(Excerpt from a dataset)
:::::
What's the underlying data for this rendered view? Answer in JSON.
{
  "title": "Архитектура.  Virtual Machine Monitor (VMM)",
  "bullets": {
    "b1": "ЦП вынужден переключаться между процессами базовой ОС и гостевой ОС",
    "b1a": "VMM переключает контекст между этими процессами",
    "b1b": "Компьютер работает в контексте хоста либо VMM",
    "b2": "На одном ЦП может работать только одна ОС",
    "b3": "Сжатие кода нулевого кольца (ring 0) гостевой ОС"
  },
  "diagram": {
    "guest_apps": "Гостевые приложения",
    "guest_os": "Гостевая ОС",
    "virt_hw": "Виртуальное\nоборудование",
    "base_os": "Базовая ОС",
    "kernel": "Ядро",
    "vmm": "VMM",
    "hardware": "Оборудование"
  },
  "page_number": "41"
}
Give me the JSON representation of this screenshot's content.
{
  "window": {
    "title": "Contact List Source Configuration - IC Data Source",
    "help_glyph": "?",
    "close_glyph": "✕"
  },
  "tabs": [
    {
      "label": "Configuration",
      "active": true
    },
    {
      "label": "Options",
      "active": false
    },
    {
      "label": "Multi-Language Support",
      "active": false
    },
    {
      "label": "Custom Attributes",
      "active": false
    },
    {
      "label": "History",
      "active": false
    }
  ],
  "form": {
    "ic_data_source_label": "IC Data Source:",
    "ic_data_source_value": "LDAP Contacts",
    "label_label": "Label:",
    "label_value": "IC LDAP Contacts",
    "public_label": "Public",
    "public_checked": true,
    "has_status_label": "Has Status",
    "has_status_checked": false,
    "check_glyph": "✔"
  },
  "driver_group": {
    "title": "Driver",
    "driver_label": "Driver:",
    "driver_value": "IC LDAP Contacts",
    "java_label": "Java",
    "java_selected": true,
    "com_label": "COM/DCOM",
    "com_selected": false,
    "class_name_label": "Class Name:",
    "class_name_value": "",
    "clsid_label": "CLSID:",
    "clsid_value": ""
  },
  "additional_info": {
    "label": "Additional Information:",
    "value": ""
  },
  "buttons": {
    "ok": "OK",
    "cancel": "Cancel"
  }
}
:::::
* Task to complete
Return the material in full, exactly as shown.

* The answer
What's the underlying data for this rendered view? Answer in JSON.
{
  "title": "Архитектура.  Virtual Machine Monitor (VMM)",
  "bullets": {
    "b1": "ЦП вынужден переключаться между процессами базовой ОС и гостевой ОС",
    "b1a": "VMM переключает контекст между этими процессами",
    "b1b": "Компьютер работает в контексте хоста либо VMM",
    "b2": "На одном ЦП может работать только одна ОС",
    "b3": "Сжатие кода нулевого кольца (ring 0) гостевой ОС"
  },
  "diagram": {
    "guest_apps": "Гостевые приложения",
    "guest_os": "Гостевая ОС",
    "virt_hw": "Виртуальное\nоборудование",
    "base_os": "Базовая ОС",
    "kernel": "Ядро",
    "vmm": "VMM",
    "hardware": "Оборудование"
  },
  "page_number": "41"
}
Give me the JSON representation of this screenshot's content.
{
  "window": {
    "title": "Contact List Source Configuration - IC Data Source",
    "help_glyph": "?",
    "close_glyph": "✕"
  },
  "tabs": [
    {
      "label": "Configuration",
      "active": true
    },
    {
      "label": "Options",
      "active": false
    },
    {
      "label": "Multi-Language Support",
      "active": false
    },
    {
      "label": "Custom Attributes",
      "active": false
    },
    {
      "label": "History",
      "active": false
    }
  ],
  "form": {
    "ic_data_source_label": "IC Data Source:",
    "ic_data_source_value": "LDAP Contacts",
    "label_label": "Label:",
    "label_value": "IC LDAP Contacts",
    "public_label": "Public",
    "public_checked": true,
    "has_status_label": "Has Status",
    "has_status_checked": false,
    "check_glyph": "✔"
  },
  "driver_group": {
    "title": "Driver",
    "driver_label": "Driver:",
    "driver_value": "IC LDAP Contacts",
    "java_label": "Java",
    "java_selected": true,
    "com_label": "COM/DCOM",
    "com_selected": false,
    "class_name_label": "Class Name:",
    "class_name_value": "",
    "clsid_label": "CLSID:",
    "clsid_value": ""
  },
  "additional_info": {
    "label": "Additional Information:",
    "value": ""
  },
  "buttons": {
    "ok": "OK",
    "cancel": "Cancel"
  }
}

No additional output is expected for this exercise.